THE REQUEST
Repeat every line of the listing below exactly, minus the pictures.

[Excerpts from a figure dataset]
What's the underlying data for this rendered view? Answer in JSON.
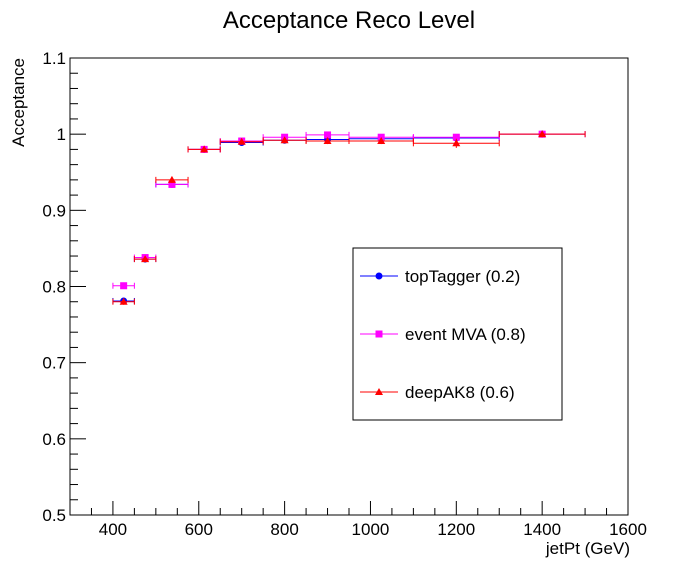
{
  "chart_data": {
    "type": "scatter",
    "title": "Acceptance Reco Level",
    "xlabel": "jetPt (GeV)",
    "ylabel": "Acceptance",
    "xlim": [
      300,
      1600
    ],
    "ylim": [
      0.5,
      1.1
    ],
    "x_major_ticks": [
      400,
      600,
      800,
      1000,
      1200,
      1400,
      1600
    ],
    "y_major_ticks": [
      0.5,
      0.6,
      0.7,
      0.8,
      0.9,
      1,
      1.1
    ],
    "x_tick_labels": [
      "400",
      "600",
      "800",
      "1000",
      "1200",
      "1400",
      "1600"
    ],
    "y_tick_labels": [
      "0.5",
      "0.6",
      "0.7",
      "0.8",
      "0.9",
      "1",
      "1.1"
    ],
    "grid": false,
    "legend_position": "middle-right",
    "series": [
      {
        "name": "topTagger (0.2)",
        "color": "#0000ff",
        "marker": "circle",
        "points": [
          {
            "x": 425,
            "xlo": 400,
            "xhi": 450,
            "y": 0.781
          },
          {
            "x": 475,
            "xlo": 450,
            "xhi": 500,
            "y": 0.836
          },
          {
            "x": 537.5,
            "xlo": 500,
            "xhi": 575,
            "y": 0.934
          },
          {
            "x": 612.5,
            "xlo": 575,
            "xhi": 650,
            "y": 0.98
          },
          {
            "x": 700,
            "xlo": 650,
            "xhi": 750,
            "y": 0.989
          },
          {
            "x": 800,
            "xlo": 750,
            "xhi": 850,
            "y": 0.992
          },
          {
            "x": 900,
            "xlo": 850,
            "xhi": 950,
            "y": 0.993
          },
          {
            "x": 1025,
            "xlo": 950,
            "xhi": 1100,
            "y": 0.994
          },
          {
            "x": 1200,
            "xlo": 1100,
            "xhi": 1300,
            "y": 0.995
          },
          {
            "x": 1400,
            "xlo": 1300,
            "xhi": 1500,
            "y": 1.0
          }
        ]
      },
      {
        "name": "event MVA (0.8)",
        "color": "#ff00ff",
        "marker": "square",
        "points": [
          {
            "x": 425,
            "xlo": 400,
            "xhi": 450,
            "y": 0.801
          },
          {
            "x": 475,
            "xlo": 450,
            "xhi": 500,
            "y": 0.838
          },
          {
            "x": 537.5,
            "xlo": 500,
            "xhi": 575,
            "y": 0.934
          },
          {
            "x": 612.5,
            "xlo": 575,
            "xhi": 650,
            "y": 0.98
          },
          {
            "x": 700,
            "xlo": 650,
            "xhi": 750,
            "y": 0.991
          },
          {
            "x": 800,
            "xlo": 750,
            "xhi": 850,
            "y": 0.996
          },
          {
            "x": 900,
            "xlo": 850,
            "xhi": 950,
            "y": 0.999
          },
          {
            "x": 1025,
            "xlo": 950,
            "xhi": 1100,
            "y": 0.996
          },
          {
            "x": 1200,
            "xlo": 1100,
            "xhi": 1300,
            "y": 0.996
          },
          {
            "x": 1400,
            "xlo": 1300,
            "xhi": 1500,
            "y": 1.0
          }
        ]
      },
      {
        "name": "deepAK8 (0.6)",
        "color": "#ff0000",
        "marker": "triangle",
        "points": [
          {
            "x": 425,
            "xlo": 400,
            "xhi": 450,
            "y": 0.78,
            "yerr": 0.004
          },
          {
            "x": 475,
            "xlo": 450,
            "xhi": 500,
            "y": 0.836,
            "yerr": 0.004
          },
          {
            "x": 537.5,
            "xlo": 500,
            "xhi": 575,
            "y": 0.94,
            "yerr": 0.004
          },
          {
            "x": 612.5,
            "xlo": 575,
            "xhi": 650,
            "y": 0.98,
            "yerr": 0.004
          },
          {
            "x": 700,
            "xlo": 650,
            "xhi": 750,
            "y": 0.99,
            "yerr": 0.004
          },
          {
            "x": 800,
            "xlo": 750,
            "xhi": 850,
            "y": 0.992,
            "yerr": 0.004
          },
          {
            "x": 900,
            "xlo": 850,
            "xhi": 950,
            "y": 0.991,
            "yerr": 0.004
          },
          {
            "x": 1025,
            "xlo": 950,
            "xhi": 1100,
            "y": 0.991,
            "yerr": 0.004
          },
          {
            "x": 1200,
            "xlo": 1100,
            "xhi": 1300,
            "y": 0.988,
            "yerr": 0.006
          },
          {
            "x": 1400,
            "xlo": 1300,
            "xhi": 1500,
            "y": 1.0,
            "yerr": 0.004
          }
        ]
      }
    ]
  }
}
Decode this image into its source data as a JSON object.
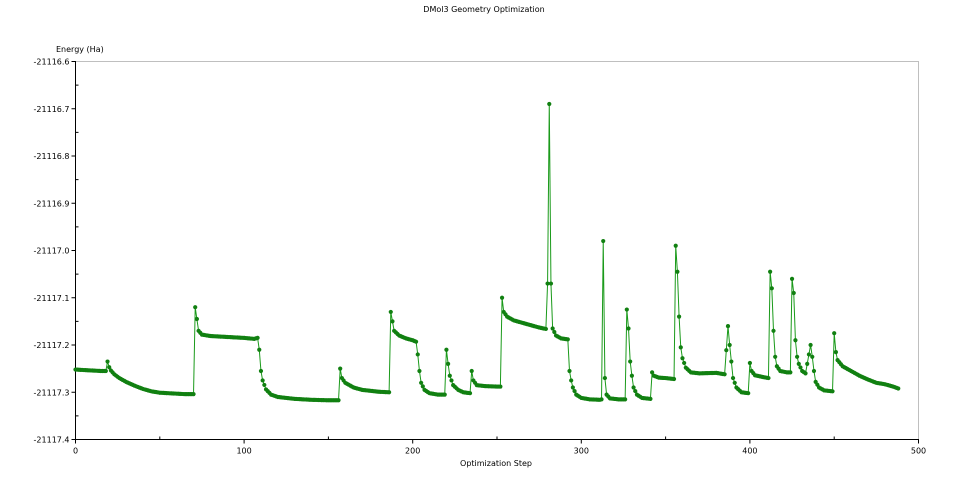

EXPECTED OUTPUT
What's the underlying data for this rendered view? Answer in JSON.
{
  "chart_data": {
    "type": "scatter",
    "title": "Acceptance Reco Level",
    "xlabel": "jetPt (GeV)",
    "ylabel": "Acceptance",
    "xlim": [
      300,
      1600
    ],
    "ylim": [
      0.5,
      1.1
    ],
    "x_major_ticks": [
      400,
      600,
      800,
      1000,
      1200,
      1400,
      1600
    ],
    "y_major_ticks": [
      0.5,
      0.6,
      0.7,
      0.8,
      0.9,
      1,
      1.1
    ],
    "x_tick_labels": [
      "400",
      "600",
      "800",
      "1000",
      "1200",
      "1400",
      "1600"
    ],
    "y_tick_labels": [
      "0.5",
      "0.6",
      "0.7",
      "0.8",
      "0.9",
      "1",
      "1.1"
    ],
    "grid": false,
    "legend_position": "middle-right",
    "series": [
      {
        "name": "topTagger (0.2)",
        "color": "#0000ff",
        "marker": "circle",
        "points": [
          {
            "x": 425,
            "xlo": 400,
            "xhi": 450,
            "y": 0.781
          },
          {
            "x": 475,
            "xlo": 450,
            "xhi": 500,
            "y": 0.836
          },
          {
            "x": 537.5,
            "xlo": 500,
            "xhi": 575,
            "y": 0.934
          },
          {
            "x": 612.5,
            "xlo": 575,
            "xhi": 650,
            "y": 0.98
          },
          {
            "x": 700,
            "xlo": 650,
            "xhi": 750,
            "y": 0.989
          },
          {
            "x": 800,
            "xlo": 750,
            "xhi": 850,
            "y": 0.992
          },
          {
            "x": 900,
            "xlo": 850,
            "xhi": 950,
            "y": 0.993
          },
          {
            "x": 1025,
            "xlo": 950,
            "xhi": 1100,
            "y": 0.994
          },
          {
            "x": 1200,
            "xlo": 1100,
            "xhi": 1300,
            "y": 0.995
          },
          {
            "x": 1400,
            "xlo": 1300,
            "xhi": 1500,
            "y": 1.0
          }
        ]
      },
      {
        "name": "event MVA (0.8)",
        "color": "#ff00ff",
        "marker": "square",
        "points": [
          {
            "x": 425,
            "xlo": 400,
            "xhi": 450,
            "y": 0.801
          },
          {
            "x": 475,
            "xlo": 450,
            "xhi": 500,
            "y": 0.838
          },
          {
            "x": 537.5,
            "xlo": 500,
            "xhi": 575,
            "y": 0.934
          },
          {
            "x": 612.5,
            "xlo": 575,
            "xhi": 650,
            "y": 0.98
          },
          {
            "x": 700,
            "xlo": 650,
            "xhi": 750,
            "y": 0.991
          },
          {
            "x": 800,
            "xlo": 750,
            "xhi": 850,
            "y": 0.996
          },
          {
            "x": 900,
            "xlo": 850,
            "xhi": 950,
            "y": 0.999
          },
          {
            "x": 1025,
            "xlo": 950,
            "xhi": 1100,
            "y": 0.996
          },
          {
            "x": 1200,
            "xlo": 1100,
            "xhi": 1300,
            "y": 0.996
          },
          {
            "x": 1400,
            "xlo": 1300,
            "xhi": 1500,
            "y": 1.0
          }
        ]
      },
      {
        "name": "deepAK8 (0.6)",
        "color": "#ff0000",
        "marker": "triangle",
        "points": [
          {
            "x": 425,
            "xlo": 400,
            "xhi": 450,
            "y": 0.78,
            "yerr": 0.004
          },
          {
            "x": 475,
            "xlo": 450,
            "xhi": 500,
            "y": 0.836,
            "yerr": 0.004
          },
          {
            "x": 537.5,
            "xlo": 500,
            "xhi": 575,
            "y": 0.94,
            "yerr": 0.004
          },
          {
            "x": 612.5,
            "xlo": 575,
            "xhi": 650,
            "y": 0.98,
            "yerr": 0.004
          },
          {
            "x": 700,
            "xlo": 650,
            "xhi": 750,
            "y": 0.99,
            "yerr": 0.004
          },
          {
            "x": 800,
            "xlo": 750,
            "xhi": 850,
            "y": 0.992,
            "yerr": 0.004
          },
          {
            "x": 900,
            "xlo": 850,
            "xhi": 950,
            "y": 0.991,
            "yerr": 0.004
          },
          {
            "x": 1025,
            "xlo": 950,
            "xhi": 1100,
            "y": 0.991,
            "yerr": 0.004
          },
          {
            "x": 1200,
            "xlo": 1100,
            "xhi": 1300,
            "y": 0.988,
            "yerr": 0.006
          },
          {
            "x": 1400,
            "xlo": 1300,
            "xhi": 1500,
            "y": 1.0,
            "yerr": 0.004
          }
        ]
      }
    ]
  }
}
Decode this image into its source data as a JSON object.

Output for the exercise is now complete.